- [Task to complete]
Transcribe every line of the records verbatim.

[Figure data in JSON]
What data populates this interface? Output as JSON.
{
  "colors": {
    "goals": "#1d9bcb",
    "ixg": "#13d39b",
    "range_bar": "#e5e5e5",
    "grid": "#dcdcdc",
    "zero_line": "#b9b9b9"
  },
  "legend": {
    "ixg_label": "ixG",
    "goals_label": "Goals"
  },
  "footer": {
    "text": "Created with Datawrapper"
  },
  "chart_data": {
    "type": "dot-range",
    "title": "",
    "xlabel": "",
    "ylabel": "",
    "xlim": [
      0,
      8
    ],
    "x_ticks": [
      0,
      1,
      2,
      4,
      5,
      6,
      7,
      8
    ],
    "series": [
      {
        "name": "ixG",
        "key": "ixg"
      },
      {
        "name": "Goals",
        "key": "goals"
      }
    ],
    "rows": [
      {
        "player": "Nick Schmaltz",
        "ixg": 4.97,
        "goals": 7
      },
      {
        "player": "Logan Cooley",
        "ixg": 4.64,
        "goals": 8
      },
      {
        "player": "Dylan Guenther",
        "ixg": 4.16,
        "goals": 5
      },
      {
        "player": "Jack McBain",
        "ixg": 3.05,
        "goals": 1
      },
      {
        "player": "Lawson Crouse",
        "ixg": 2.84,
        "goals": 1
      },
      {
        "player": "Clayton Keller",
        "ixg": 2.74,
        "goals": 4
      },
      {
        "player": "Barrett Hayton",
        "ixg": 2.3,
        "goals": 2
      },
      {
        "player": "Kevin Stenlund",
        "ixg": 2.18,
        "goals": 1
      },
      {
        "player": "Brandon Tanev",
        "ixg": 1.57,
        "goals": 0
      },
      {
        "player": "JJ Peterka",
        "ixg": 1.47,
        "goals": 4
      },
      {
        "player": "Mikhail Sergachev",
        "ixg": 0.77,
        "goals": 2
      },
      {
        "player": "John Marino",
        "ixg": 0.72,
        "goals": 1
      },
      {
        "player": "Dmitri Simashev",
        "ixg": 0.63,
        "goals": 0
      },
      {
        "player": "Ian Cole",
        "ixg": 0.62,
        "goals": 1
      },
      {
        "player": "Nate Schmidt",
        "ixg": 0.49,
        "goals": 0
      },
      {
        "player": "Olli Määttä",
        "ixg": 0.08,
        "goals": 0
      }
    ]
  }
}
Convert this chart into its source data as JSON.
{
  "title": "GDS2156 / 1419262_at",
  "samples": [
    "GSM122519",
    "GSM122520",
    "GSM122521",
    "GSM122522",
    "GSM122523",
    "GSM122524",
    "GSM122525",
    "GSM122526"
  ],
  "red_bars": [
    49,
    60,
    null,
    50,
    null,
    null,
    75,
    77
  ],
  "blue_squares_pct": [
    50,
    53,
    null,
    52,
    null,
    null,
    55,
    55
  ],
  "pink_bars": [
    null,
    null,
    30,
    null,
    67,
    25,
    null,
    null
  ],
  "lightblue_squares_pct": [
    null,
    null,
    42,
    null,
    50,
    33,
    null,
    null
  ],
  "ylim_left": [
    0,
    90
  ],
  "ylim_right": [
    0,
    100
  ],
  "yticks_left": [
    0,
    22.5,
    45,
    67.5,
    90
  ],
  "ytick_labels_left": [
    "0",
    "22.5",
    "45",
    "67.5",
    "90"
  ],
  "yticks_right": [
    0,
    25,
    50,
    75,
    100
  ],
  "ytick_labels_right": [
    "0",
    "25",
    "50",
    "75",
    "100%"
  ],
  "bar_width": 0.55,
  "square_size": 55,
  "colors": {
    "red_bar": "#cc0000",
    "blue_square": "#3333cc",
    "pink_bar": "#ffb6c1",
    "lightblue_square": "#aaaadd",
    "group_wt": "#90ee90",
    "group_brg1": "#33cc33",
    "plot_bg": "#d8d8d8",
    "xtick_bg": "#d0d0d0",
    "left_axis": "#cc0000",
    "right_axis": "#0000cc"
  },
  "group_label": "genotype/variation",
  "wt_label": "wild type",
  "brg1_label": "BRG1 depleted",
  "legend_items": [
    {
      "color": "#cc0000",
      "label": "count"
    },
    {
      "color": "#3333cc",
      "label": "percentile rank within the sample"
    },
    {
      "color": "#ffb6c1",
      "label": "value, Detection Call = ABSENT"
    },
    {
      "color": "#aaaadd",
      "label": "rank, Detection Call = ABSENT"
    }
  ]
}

- [Exercise output]
What data populates this interface? Output as JSON.
{
  "colors": {
    "goals": "#1d9bcb",
    "ixg": "#13d39b",
    "range_bar": "#e5e5e5",
    "grid": "#dcdcdc",
    "zero_line": "#b9b9b9"
  },
  "legend": {
    "ixg_label": "ixG",
    "goals_label": "Goals"
  },
  "footer": {
    "text": "Created with Datawrapper"
  },
  "chart_data": {
    "type": "dot-range",
    "title": "",
    "xlabel": "",
    "ylabel": "",
    "xlim": [
      0,
      8
    ],
    "x_ticks": [
      0,
      1,
      2,
      4,
      5,
      6,
      7,
      8
    ],
    "series": [
      {
        "name": "ixG",
        "key": "ixg"
      },
      {
        "name": "Goals",
        "key": "goals"
      }
    ],
    "rows": [
      {
        "player": "Nick Schmaltz",
        "ixg": 4.97,
        "goals": 7
      },
      {
        "player": "Logan Cooley",
        "ixg": 4.64,
        "goals": 8
      },
      {
        "player": "Dylan Guenther",
        "ixg": 4.16,
        "goals": 5
      },
      {
        "player": "Jack McBain",
        "ixg": 3.05,
        "goals": 1
      },
      {
        "player": "Lawson Crouse",
        "ixg": 2.84,
        "goals": 1
      },
      {
        "player": "Clayton Keller",
        "ixg": 2.74,
        "goals": 4
      },
      {
        "player": "Barrett Hayton",
        "ixg": 2.3,
        "goals": 2
      },
      {
        "player": "Kevin Stenlund",
        "ixg": 2.18,
        "goals": 1
      },
      {
        "player": "Brandon Tanev",
        "ixg": 1.57,
        "goals": 0
      },
      {
        "player": "JJ Peterka",
        "ixg": 1.47,
        "goals": 4
      },
      {
        "player": "Mikhail Sergachev",
        "ixg": 0.77,
        "goals": 2
      },
      {
        "player": "John Marino",
        "ixg": 0.72,
        "goals": 1
      },
      {
        "player": "Dmitri Simashev",
        "ixg": 0.63,
        "goals": 0
      },
      {
        "player": "Ian Cole",
        "ixg": 0.62,
        "goals": 1
      },
      {
        "player": "Nate Schmidt",
        "ixg": 0.49,
        "goals": 0
      },
      {
        "player": "Olli Määttä",
        "ixg": 0.08,
        "goals": 0
      }
    ]
  }
}
Convert this chart into its source data as JSON.
{
  "title": "GDS2156 / 1419262_at",
  "samples": [
    "GSM122519",
    "GSM122520",
    "GSM122521",
    "GSM122522",
    "GSM122523",
    "GSM122524",
    "GSM122525",
    "GSM122526"
  ],
  "red_bars": [
    49,
    60,
    null,
    50,
    null,
    null,
    75,
    77
  ],
  "blue_squares_pct": [
    50,
    53,
    null,
    52,
    null,
    null,
    55,
    55
  ],
  "pink_bars": [
    null,
    null,
    30,
    null,
    67,
    25,
    null,
    null
  ],
  "lightblue_squares_pct": [
    null,
    null,
    42,
    null,
    50,
    33,
    null,
    null
  ],
  "ylim_left": [
    0,
    90
  ],
  "ylim_right": [
    0,
    100
  ],
  "yticks_left": [
    0,
    22.5,
    45,
    67.5,
    90
  ],
  "ytick_labels_left": [
    "0",
    "22.5",
    "45",
    "67.5",
    "90"
  ],
  "yticks_right": [
    0,
    25,
    50,
    75,
    100
  ],
  "ytick_labels_right": [
    "0",
    "25",
    "50",
    "75",
    "100%"
  ],
  "bar_width": 0.55,
  "square_size": 55,
  "colors": {
    "red_bar": "#cc0000",
    "blue_square": "#3333cc",
    "pink_bar": "#ffb6c1",
    "lightblue_square": "#aaaadd",
    "group_wt": "#90ee90",
    "group_brg1": "#33cc33",
    "plot_bg": "#d8d8d8",
    "xtick_bg": "#d0d0d0",
    "left_axis": "#cc0000",
    "right_axis": "#0000cc"
  },
  "group_label": "genotype/variation",
  "wt_label": "wild type",
  "brg1_label": "BRG1 depleted",
  "legend_items": [
    {
      "color": "#cc0000",
      "label": "count"
    },
    {
      "color": "#3333cc",
      "label": "percentile rank within the sample"
    },
    {
      "color": "#ffb6c1",
      "label": "value, Detection Call = ABSENT"
    },
    {
      "color": "#aaaadd",
      "label": "rank, Detection Call = ABSENT"
    }
  ]
}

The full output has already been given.